--- Information provided ---
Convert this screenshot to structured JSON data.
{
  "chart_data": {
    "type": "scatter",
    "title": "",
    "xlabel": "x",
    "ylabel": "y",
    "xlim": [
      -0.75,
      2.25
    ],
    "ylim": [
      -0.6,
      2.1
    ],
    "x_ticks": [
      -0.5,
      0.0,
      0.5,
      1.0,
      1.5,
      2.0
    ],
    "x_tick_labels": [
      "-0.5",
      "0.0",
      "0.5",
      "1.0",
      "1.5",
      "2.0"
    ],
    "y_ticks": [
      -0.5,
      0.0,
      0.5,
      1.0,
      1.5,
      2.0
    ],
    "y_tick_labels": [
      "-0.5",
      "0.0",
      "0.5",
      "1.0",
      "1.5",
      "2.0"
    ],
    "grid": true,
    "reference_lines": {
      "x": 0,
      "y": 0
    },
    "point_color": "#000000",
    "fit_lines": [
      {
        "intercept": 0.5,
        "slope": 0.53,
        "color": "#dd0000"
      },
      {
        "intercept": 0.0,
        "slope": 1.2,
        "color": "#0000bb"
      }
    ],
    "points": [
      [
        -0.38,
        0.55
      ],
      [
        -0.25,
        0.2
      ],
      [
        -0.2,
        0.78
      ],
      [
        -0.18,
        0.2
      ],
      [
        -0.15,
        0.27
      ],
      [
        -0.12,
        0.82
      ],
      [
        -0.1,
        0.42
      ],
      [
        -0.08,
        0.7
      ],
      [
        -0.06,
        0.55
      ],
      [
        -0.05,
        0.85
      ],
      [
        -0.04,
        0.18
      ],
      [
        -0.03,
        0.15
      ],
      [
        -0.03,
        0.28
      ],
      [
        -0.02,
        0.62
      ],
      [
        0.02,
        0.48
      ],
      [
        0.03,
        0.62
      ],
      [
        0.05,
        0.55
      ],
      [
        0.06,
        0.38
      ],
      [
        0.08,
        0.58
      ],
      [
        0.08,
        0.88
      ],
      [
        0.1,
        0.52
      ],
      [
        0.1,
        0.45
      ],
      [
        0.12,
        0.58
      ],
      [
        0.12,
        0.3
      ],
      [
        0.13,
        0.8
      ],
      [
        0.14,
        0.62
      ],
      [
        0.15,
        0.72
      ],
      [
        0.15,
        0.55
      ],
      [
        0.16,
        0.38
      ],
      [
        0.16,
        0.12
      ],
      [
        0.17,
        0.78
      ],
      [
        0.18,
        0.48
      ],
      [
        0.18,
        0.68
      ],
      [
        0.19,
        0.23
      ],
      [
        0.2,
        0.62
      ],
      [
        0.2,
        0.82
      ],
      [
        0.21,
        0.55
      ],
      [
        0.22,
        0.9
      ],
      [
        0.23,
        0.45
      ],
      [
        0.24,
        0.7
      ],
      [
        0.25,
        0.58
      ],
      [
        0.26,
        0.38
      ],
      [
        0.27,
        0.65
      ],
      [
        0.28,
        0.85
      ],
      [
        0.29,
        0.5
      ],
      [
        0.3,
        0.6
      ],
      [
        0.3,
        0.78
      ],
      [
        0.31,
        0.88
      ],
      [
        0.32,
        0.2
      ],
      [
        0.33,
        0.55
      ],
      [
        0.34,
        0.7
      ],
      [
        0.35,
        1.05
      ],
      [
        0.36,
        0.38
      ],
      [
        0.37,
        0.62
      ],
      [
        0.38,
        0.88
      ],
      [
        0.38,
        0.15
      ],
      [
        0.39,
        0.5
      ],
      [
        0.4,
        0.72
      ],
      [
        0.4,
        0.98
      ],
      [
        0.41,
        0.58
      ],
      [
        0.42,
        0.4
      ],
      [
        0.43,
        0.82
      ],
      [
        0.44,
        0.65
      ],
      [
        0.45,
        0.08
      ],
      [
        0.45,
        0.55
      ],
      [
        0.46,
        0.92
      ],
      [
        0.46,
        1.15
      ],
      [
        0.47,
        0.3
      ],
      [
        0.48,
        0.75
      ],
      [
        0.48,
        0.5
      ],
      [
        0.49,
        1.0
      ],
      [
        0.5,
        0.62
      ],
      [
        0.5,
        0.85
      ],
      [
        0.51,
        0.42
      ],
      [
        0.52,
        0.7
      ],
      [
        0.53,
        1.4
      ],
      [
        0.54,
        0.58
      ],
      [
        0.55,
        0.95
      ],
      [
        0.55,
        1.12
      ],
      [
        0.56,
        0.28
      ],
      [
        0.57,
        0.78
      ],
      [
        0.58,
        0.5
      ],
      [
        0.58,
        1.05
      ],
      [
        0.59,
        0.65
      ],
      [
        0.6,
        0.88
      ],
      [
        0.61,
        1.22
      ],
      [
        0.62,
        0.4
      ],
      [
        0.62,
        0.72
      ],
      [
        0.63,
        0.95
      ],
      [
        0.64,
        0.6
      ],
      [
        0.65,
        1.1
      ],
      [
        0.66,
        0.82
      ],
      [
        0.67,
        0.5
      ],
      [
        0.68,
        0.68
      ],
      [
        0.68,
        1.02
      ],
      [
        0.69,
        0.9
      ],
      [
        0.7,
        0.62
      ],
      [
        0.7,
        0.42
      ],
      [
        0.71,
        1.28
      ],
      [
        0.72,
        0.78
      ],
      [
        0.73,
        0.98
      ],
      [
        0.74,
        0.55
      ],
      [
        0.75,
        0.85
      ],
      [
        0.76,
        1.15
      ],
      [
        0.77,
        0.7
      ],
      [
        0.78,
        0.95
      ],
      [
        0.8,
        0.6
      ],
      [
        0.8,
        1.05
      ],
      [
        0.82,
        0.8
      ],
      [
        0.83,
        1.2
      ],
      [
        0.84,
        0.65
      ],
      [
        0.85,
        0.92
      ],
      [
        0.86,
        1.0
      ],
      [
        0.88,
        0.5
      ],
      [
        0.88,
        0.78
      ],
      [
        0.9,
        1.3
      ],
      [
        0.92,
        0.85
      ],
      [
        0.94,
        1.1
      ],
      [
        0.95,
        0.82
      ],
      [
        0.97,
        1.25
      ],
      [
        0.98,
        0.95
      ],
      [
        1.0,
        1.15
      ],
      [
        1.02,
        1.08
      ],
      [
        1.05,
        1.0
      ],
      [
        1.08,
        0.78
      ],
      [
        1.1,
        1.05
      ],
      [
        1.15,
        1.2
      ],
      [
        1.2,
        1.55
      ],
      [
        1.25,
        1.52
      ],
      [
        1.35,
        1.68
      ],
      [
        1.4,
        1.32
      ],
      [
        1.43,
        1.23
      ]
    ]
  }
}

--- Stated problem ---
Using the data above, output each line exactly.

--- Final answer ---
Convert this screenshot to structured JSON data.
{
  "chart_data": {
    "type": "scatter",
    "title": "",
    "xlabel": "x",
    "ylabel": "y",
    "xlim": [
      -0.75,
      2.25
    ],
    "ylim": [
      -0.6,
      2.1
    ],
    "x_ticks": [
      -0.5,
      0.0,
      0.5,
      1.0,
      1.5,
      2.0
    ],
    "x_tick_labels": [
      "-0.5",
      "0.0",
      "0.5",
      "1.0",
      "1.5",
      "2.0"
    ],
    "y_ticks": [
      -0.5,
      0.0,
      0.5,
      1.0,
      1.5,
      2.0
    ],
    "y_tick_labels": [
      "-0.5",
      "0.0",
      "0.5",
      "1.0",
      "1.5",
      "2.0"
    ],
    "grid": true,
    "reference_lines": {
      "x": 0,
      "y": 0
    },
    "point_color": "#000000",
    "fit_lines": [
      {
        "intercept": 0.5,
        "slope": 0.53,
        "color": "#dd0000"
      },
      {
        "intercept": 0.0,
        "slope": 1.2,
        "color": "#0000bb"
      }
    ],
    "points": [
      [
        -0.38,
        0.55
      ],
      [
        -0.25,
        0.2
      ],
      [
        -0.2,
        0.78
      ],
      [
        -0.18,
        0.2
      ],
      [
        -0.15,
        0.27
      ],
      [
        -0.12,
        0.82
      ],
      [
        -0.1,
        0.42
      ],
      [
        -0.08,
        0.7
      ],
      [
        -0.06,
        0.55
      ],
      [
        -0.05,
        0.85
      ],
      [
        -0.04,
        0.18
      ],
      [
        -0.03,
        0.15
      ],
      [
        -0.03,
        0.28
      ],
      [
        -0.02,
        0.62
      ],
      [
        0.02,
        0.48
      ],
      [
        0.03,
        0.62
      ],
      [
        0.05,
        0.55
      ],
      [
        0.06,
        0.38
      ],
      [
        0.08,
        0.58
      ],
      [
        0.08,
        0.88
      ],
      [
        0.1,
        0.52
      ],
      [
        0.1,
        0.45
      ],
      [
        0.12,
        0.58
      ],
      [
        0.12,
        0.3
      ],
      [
        0.13,
        0.8
      ],
      [
        0.14,
        0.62
      ],
      [
        0.15,
        0.72
      ],
      [
        0.15,
        0.55
      ],
      [
        0.16,
        0.38
      ],
      [
        0.16,
        0.12
      ],
      [
        0.17,
        0.78
      ],
      [
        0.18,
        0.48
      ],
      [
        0.18,
        0.68
      ],
      [
        0.19,
        0.23
      ],
      [
        0.2,
        0.62
      ],
      [
        0.2,
        0.82
      ],
      [
        0.21,
        0.55
      ],
      [
        0.22,
        0.9
      ],
      [
        0.23,
        0.45
      ],
      [
        0.24,
        0.7
      ],
      [
        0.25,
        0.58
      ],
      [
        0.26,
        0.38
      ],
      [
        0.27,
        0.65
      ],
      [
        0.28,
        0.85
      ],
      [
        0.29,
        0.5
      ],
      [
        0.3,
        0.6
      ],
      [
        0.3,
        0.78
      ],
      [
        0.31,
        0.88
      ],
      [
        0.32,
        0.2
      ],
      [
        0.33,
        0.55
      ],
      [
        0.34,
        0.7
      ],
      [
        0.35,
        1.05
      ],
      [
        0.36,
        0.38
      ],
      [
        0.37,
        0.62
      ],
      [
        0.38,
        0.88
      ],
      [
        0.38,
        0.15
      ],
      [
        0.39,
        0.5
      ],
      [
        0.4,
        0.72
      ],
      [
        0.4,
        0.98
      ],
      [
        0.41,
        0.58
      ],
      [
        0.42,
        0.4
      ],
      [
        0.43,
        0.82
      ],
      [
        0.44,
        0.65
      ],
      [
        0.45,
        0.08
      ],
      [
        0.45,
        0.55
      ],
      [
        0.46,
        0.92
      ],
      [
        0.46,
        1.15
      ],
      [
        0.47,
        0.3
      ],
      [
        0.48,
        0.75
      ],
      [
        0.48,
        0.5
      ],
      [
        0.49,
        1.0
      ],
      [
        0.5,
        0.62
      ],
      [
        0.5,
        0.85
      ],
      [
        0.51,
        0.42
      ],
      [
        0.52,
        0.7
      ],
      [
        0.53,
        1.4
      ],
      [
        0.54,
        0.58
      ],
      [
        0.55,
        0.95
      ],
      [
        0.55,
        1.12
      ],
      [
        0.56,
        0.28
      ],
      [
        0.57,
        0.78
      ],
      [
        0.58,
        0.5
      ],
      [
        0.58,
        1.05
      ],
      [
        0.59,
        0.65
      ],
      [
        0.6,
        0.88
      ],
      [
        0.61,
        1.22
      ],
      [
        0.62,
        0.4
      ],
      [
        0.62,
        0.72
      ],
      [
        0.63,
        0.95
      ],
      [
        0.64,
        0.6
      ],
      [
        0.65,
        1.1
      ],
      [
        0.66,
        0.82
      ],
      [
        0.67,
        0.5
      ],
      [
        0.68,
        0.68
      ],
      [
        0.68,
        1.02
      ],
      [
        0.69,
        0.9
      ],
      [
        0.7,
        0.62
      ],
      [
        0.7,
        0.42
      ],
      [
        0.71,
        1.28
      ],
      [
        0.72,
        0.78
      ],
      [
        0.73,
        0.98
      ],
      [
        0.74,
        0.55
      ],
      [
        0.75,
        0.85
      ],
      [
        0.76,
        1.15
      ],
      [
        0.77,
        0.7
      ],
      [
        0.78,
        0.95
      ],
      [
        0.8,
        0.6
      ],
      [
        0.8,
        1.05
      ],
      [
        0.82,
        0.8
      ],
      [
        0.83,
        1.2
      ],
      [
        0.84,
        0.65
      ],
      [
        0.85,
        0.92
      ],
      [
        0.86,
        1.0
      ],
      [
        0.88,
        0.5
      ],
      [
        0.88,
        0.78
      ],
      [
        0.9,
        1.3
      ],
      [
        0.92,
        0.85
      ],
      [
        0.94,
        1.1
      ],
      [
        0.95,
        0.82
      ],
      [
        0.97,
        1.25
      ],
      [
        0.98,
        0.95
      ],
      [
        1.0,
        1.15
      ],
      [
        1.02,
        1.08
      ],
      [
        1.05,
        1.0
      ],
      [
        1.08,
        0.78
      ],
      [
        1.1,
        1.05
      ],
      [
        1.15,
        1.2
      ],
      [
        1.2,
        1.55
      ],
      [
        1.25,
        1.52
      ],
      [
        1.35,
        1.68
      ],
      [
        1.4,
        1.32
      ],
      [
        1.43,
        1.23
      ]
    ]
  }
}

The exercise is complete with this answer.